[Dataset entries]
--

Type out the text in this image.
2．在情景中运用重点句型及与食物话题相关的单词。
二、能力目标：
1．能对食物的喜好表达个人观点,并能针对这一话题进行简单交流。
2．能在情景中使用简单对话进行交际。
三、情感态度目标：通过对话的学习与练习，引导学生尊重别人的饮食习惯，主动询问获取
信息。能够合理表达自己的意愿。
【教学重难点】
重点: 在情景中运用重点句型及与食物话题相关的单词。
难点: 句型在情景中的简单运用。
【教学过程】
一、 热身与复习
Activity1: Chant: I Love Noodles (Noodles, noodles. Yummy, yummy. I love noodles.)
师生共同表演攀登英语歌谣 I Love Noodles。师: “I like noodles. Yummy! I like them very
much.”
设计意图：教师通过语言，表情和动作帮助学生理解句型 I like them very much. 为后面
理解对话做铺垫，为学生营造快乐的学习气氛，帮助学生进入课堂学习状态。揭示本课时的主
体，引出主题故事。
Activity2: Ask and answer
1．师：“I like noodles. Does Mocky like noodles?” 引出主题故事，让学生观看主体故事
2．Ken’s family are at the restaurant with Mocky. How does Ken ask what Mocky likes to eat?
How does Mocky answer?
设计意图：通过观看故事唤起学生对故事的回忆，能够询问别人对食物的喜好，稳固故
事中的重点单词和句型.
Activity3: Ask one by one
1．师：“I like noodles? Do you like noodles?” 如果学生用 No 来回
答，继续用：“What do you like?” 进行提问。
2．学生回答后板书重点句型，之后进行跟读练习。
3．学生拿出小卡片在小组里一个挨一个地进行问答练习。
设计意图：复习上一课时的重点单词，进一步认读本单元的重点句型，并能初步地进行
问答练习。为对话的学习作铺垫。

--

_Your instructions_
Return what is listed above, exactly and completely.

_Correct result_
Type out the text in this image.
2．在情景中运用重点句型及与食物话题相关的单词。
二、能力目标：
1．能对食物的喜好表达个人观点,并能针对这一话题进行简单交流。
2．能在情景中使用简单对话进行交际。
三、情感态度目标：通过对话的学习与练习，引导学生尊重别人的饮食习惯，主动询问获取
信息。能够合理表达自己的意愿。
【教学重难点】
重点: 在情景中运用重点句型及与食物话题相关的单词。
难点: 句型在情景中的简单运用。
【教学过程】
一、 热身与复习
Activity1: Chant: I Love Noodles (Noodles, noodles. Yummy, yummy. I love noodles.)
师生共同表演攀登英语歌谣 I Love Noodles。师: “I like noodles. Yummy! I like them very
much.”
设计意图：教师通过语言，表情和动作帮助学生理解句型 I like them very much. 为后面
理解对话做铺垫，为学生营造快乐的学习气氛，帮助学生进入课堂学习状态。揭示本课时的主
体，引出主题故事。
Activity2: Ask and answer
1．师：“I like noodles. Does Mocky like noodles?” 引出主题故事，让学生观看主体故事
2．Ken’s family are at the restaurant with Mocky. How does Ken ask what Mocky likes to eat?
How does Mocky answer?
设计意图：通过观看故事唤起学生对故事的回忆，能够询问别人对食物的喜好，稳固故
事中的重点单词和句型.
Activity3: Ask one by one
1．师：“I like noodles? Do you like noodles?” 如果学生用 No 来回
答，继续用：“What do you like?” 进行提问。
2．学生回答后板书重点句型，之后进行跟读练习。
3．学生拿出小卡片在小组里一个挨一个地进行问答练习。
设计意图：复习上一课时的重点单词，进一步认读本单元的重点句型，并能初步地进行
问答练习。为对话的学习作铺垫。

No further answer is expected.